▶ **Work instructions**: Only the lines holding the string "вулиці" are needed. Copy each one.

▶ **Data for this exercise**:
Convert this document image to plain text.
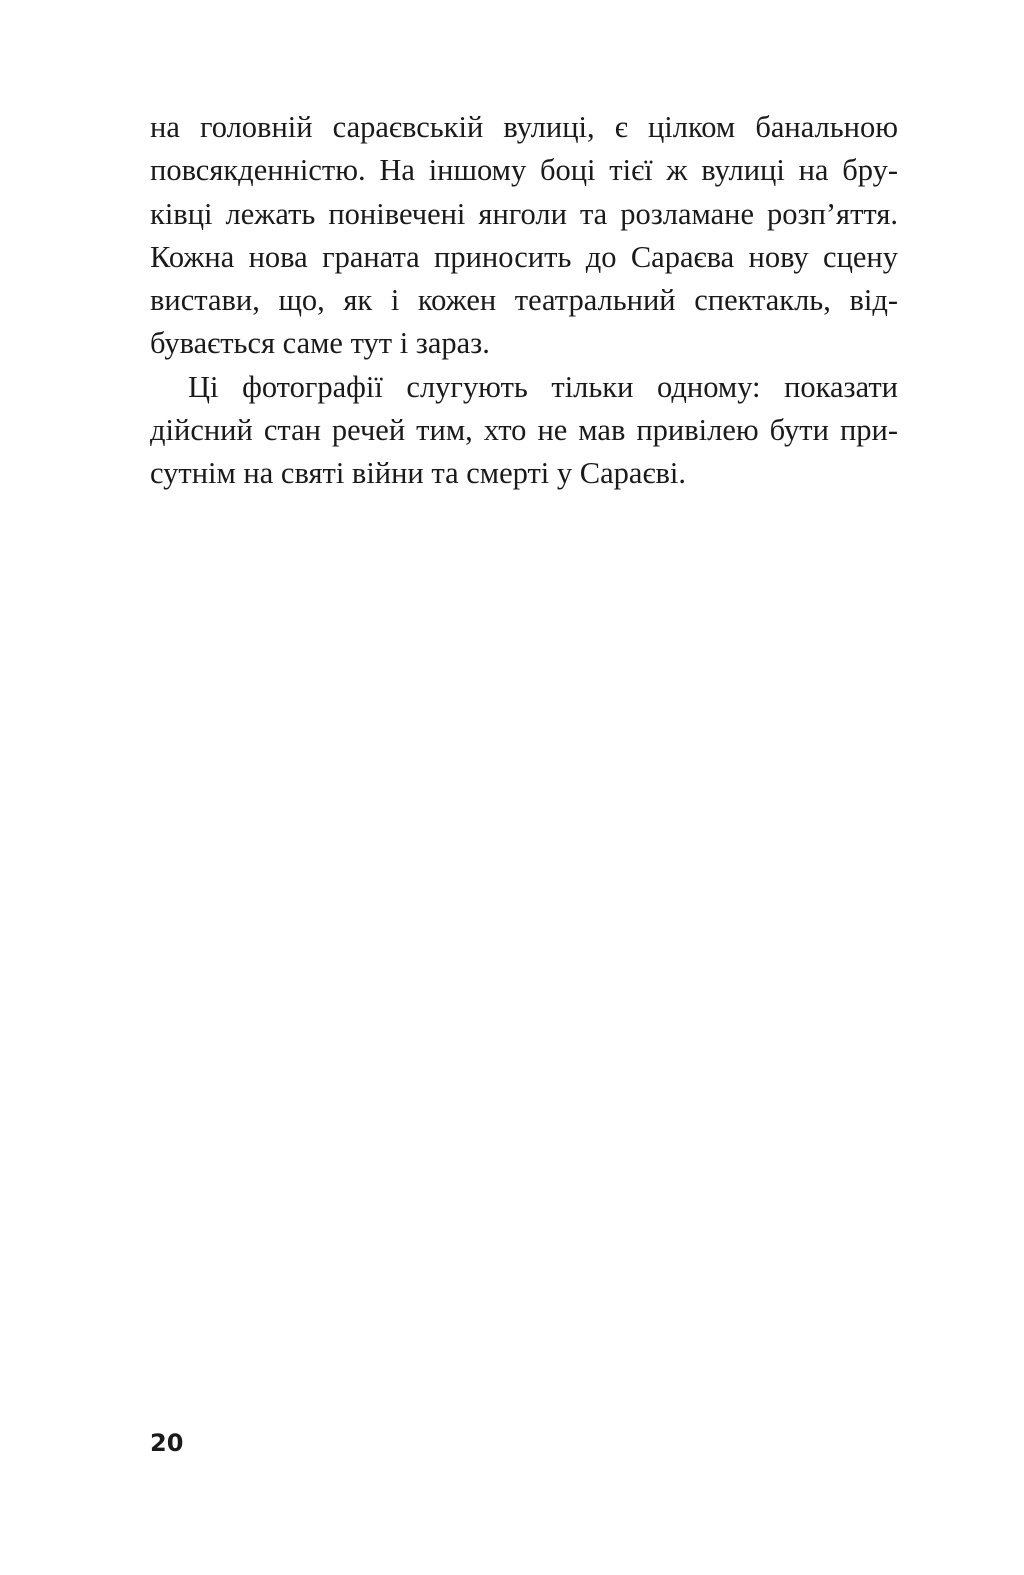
на головній сараєвській вулиці, є цілком банальною
повсякденністю. На іншому боці тієї ж вулиці на бру-
ківці лежать понівечені янголи та розламане розп’яття.
Кожна нова граната приносить до Сараєва нову сцену
вистави, що, як і кожен театральний спектакль, від-
бувається саме тут і зараз.
Ці фотографії слугують тільки одному: показати
дійсний стан речей тим, хто не мав привілею бути при-
сутнім на святі війни та смерті у Сараєві.
20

▶ **The answer**:
на головній сараєвській вулиці, є цілком банальною
повсякденністю. На іншому боці тієї ж вулиці на бру-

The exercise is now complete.